Count every line below that contains "расчета", then state the total with no other output.

--- START OF Records for this exercise ---

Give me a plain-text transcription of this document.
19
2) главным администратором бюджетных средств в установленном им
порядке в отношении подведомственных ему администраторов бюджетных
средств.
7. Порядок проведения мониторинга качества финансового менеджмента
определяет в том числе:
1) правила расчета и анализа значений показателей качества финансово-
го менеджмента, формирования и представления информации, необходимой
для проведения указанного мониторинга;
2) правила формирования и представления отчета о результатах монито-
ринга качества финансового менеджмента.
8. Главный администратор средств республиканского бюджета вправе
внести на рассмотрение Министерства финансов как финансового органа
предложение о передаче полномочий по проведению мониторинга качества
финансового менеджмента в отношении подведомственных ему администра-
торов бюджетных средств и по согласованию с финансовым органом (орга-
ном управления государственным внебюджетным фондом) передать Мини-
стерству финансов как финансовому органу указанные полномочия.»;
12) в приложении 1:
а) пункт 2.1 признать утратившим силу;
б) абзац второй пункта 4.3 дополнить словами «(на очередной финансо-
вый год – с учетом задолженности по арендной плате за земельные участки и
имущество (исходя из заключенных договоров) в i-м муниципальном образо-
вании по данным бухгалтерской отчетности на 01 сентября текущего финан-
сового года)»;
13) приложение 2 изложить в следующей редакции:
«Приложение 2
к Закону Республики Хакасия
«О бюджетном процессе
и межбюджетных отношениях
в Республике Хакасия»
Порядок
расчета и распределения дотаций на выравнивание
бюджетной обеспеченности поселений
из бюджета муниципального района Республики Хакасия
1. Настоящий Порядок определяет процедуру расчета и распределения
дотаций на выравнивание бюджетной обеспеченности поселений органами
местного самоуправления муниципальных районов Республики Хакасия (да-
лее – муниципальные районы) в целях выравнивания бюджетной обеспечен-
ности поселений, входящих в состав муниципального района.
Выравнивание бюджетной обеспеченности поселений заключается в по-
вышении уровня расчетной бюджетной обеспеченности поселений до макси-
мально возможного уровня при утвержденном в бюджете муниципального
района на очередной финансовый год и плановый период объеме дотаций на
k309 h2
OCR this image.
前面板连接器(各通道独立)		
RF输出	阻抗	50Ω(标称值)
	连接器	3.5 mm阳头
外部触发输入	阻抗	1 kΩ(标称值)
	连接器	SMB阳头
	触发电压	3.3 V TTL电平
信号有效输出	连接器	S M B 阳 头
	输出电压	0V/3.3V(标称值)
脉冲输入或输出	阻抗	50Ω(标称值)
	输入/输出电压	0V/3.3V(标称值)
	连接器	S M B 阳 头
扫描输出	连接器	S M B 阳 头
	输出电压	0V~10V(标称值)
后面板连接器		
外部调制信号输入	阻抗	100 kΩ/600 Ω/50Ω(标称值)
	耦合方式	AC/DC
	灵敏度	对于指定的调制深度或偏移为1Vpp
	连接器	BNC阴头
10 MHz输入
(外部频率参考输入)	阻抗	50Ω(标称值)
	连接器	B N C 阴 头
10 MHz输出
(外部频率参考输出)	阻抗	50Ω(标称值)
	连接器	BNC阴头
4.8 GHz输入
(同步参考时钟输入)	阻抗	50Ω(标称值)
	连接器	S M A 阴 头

--- END OF Records for this exercise ---

* **Problem solution**:
3